[BEGIN Information given]

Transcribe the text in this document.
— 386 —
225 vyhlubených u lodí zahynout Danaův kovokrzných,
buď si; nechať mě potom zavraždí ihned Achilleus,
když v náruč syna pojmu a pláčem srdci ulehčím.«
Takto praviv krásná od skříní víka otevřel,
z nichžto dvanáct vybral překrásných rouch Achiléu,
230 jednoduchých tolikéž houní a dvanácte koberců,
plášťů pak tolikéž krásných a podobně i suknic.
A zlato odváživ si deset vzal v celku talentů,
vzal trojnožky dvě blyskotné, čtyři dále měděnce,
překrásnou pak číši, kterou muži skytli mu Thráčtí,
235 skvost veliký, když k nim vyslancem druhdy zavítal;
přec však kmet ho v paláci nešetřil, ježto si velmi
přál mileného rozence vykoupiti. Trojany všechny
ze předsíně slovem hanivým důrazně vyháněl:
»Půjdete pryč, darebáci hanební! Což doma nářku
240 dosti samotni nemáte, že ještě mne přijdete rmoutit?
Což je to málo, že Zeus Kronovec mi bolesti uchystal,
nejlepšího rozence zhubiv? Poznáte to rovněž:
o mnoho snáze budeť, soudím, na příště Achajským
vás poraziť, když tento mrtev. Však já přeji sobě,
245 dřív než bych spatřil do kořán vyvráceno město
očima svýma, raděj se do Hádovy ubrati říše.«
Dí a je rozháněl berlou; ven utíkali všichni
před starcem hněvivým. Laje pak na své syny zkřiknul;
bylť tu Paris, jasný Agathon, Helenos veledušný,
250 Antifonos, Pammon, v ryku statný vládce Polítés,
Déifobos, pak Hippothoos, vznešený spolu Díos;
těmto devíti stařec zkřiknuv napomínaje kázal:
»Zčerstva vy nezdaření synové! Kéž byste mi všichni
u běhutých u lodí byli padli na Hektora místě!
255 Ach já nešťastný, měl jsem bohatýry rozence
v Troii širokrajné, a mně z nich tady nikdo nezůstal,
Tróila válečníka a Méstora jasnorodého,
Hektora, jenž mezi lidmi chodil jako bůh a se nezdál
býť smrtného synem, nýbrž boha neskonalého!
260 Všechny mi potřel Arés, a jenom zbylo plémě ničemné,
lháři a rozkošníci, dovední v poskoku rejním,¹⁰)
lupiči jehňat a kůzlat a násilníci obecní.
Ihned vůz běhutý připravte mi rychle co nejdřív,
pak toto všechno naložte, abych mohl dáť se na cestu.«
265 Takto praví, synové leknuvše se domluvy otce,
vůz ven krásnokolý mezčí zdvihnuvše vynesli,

[END Information given]

Written exercise: Extract every entry in the listing word for word.

Written solution:
Transcribe the text in this document.
— 386 —
225 vyhlubených u lodí zahynout Danaův kovokrzných,
buď si; nechať mě potom zavraždí ihned Achilleus,
když v náruč syna pojmu a pláčem srdci ulehčím.«
Takto praviv krásná od skříní víka otevřel,
z nichžto dvanáct vybral překrásných rouch Achiléu,
230 jednoduchých tolikéž houní a dvanácte koberců,
plášťů pak tolikéž krásných a podobně i suknic.
A zlato odváživ si deset vzal v celku talentů,
vzal trojnožky dvě blyskotné, čtyři dále měděnce,
překrásnou pak číši, kterou muži skytli mu Thráčtí,
235 skvost veliký, když k nim vyslancem druhdy zavítal;
přec však kmet ho v paláci nešetřil, ježto si velmi
přál mileného rozence vykoupiti. Trojany všechny
ze předsíně slovem hanivým důrazně vyháněl:
»Půjdete pryč, darebáci hanební! Což doma nářku
240 dosti samotni nemáte, že ještě mne přijdete rmoutit?
Což je to málo, že Zeus Kronovec mi bolesti uchystal,
nejlepšího rozence zhubiv? Poznáte to rovněž:
o mnoho snáze budeť, soudím, na příště Achajským
vás poraziť, když tento mrtev. Však já přeji sobě,
245 dřív než bych spatřil do kořán vyvráceno město
očima svýma, raděj se do Hádovy ubrati říše.«
Dí a je rozháněl berlou; ven utíkali všichni
před starcem hněvivým. Laje pak na své syny zkřiknul;
bylť tu Paris, jasný Agathon, Helenos veledušný,
250 Antifonos, Pammon, v ryku statný vládce Polítés,
Déifobos, pak Hippothoos, vznešený spolu Díos;
těmto devíti stařec zkřiknuv napomínaje kázal:
»Zčerstva vy nezdaření synové! Kéž byste mi všichni
u běhutých u lodí byli padli na Hektora místě!
255 Ach já nešťastný, měl jsem bohatýry rozence
v Troii širokrajné, a mně z nich tady nikdo nezůstal,
Tróila válečníka a Méstora jasnorodého,
Hektora, jenž mezi lidmi chodil jako bůh a se nezdál
býť smrtného synem, nýbrž boha neskonalého!
260 Všechny mi potřel Arés, a jenom zbylo plémě ničemné,
lháři a rozkošníci, dovední v poskoku rejním,¹⁰)
lupiči jehňat a kůzlat a násilníci obecní.
Ihned vůz běhutý připravte mi rychle co nejdřív,
pak toto všechno naložte, abych mohl dáť se na cestu.«
265 Takto praví, synové leknuvše se domluvy otce,
vůz ven krásnokolý mezčí zdvihnuvše vynesli,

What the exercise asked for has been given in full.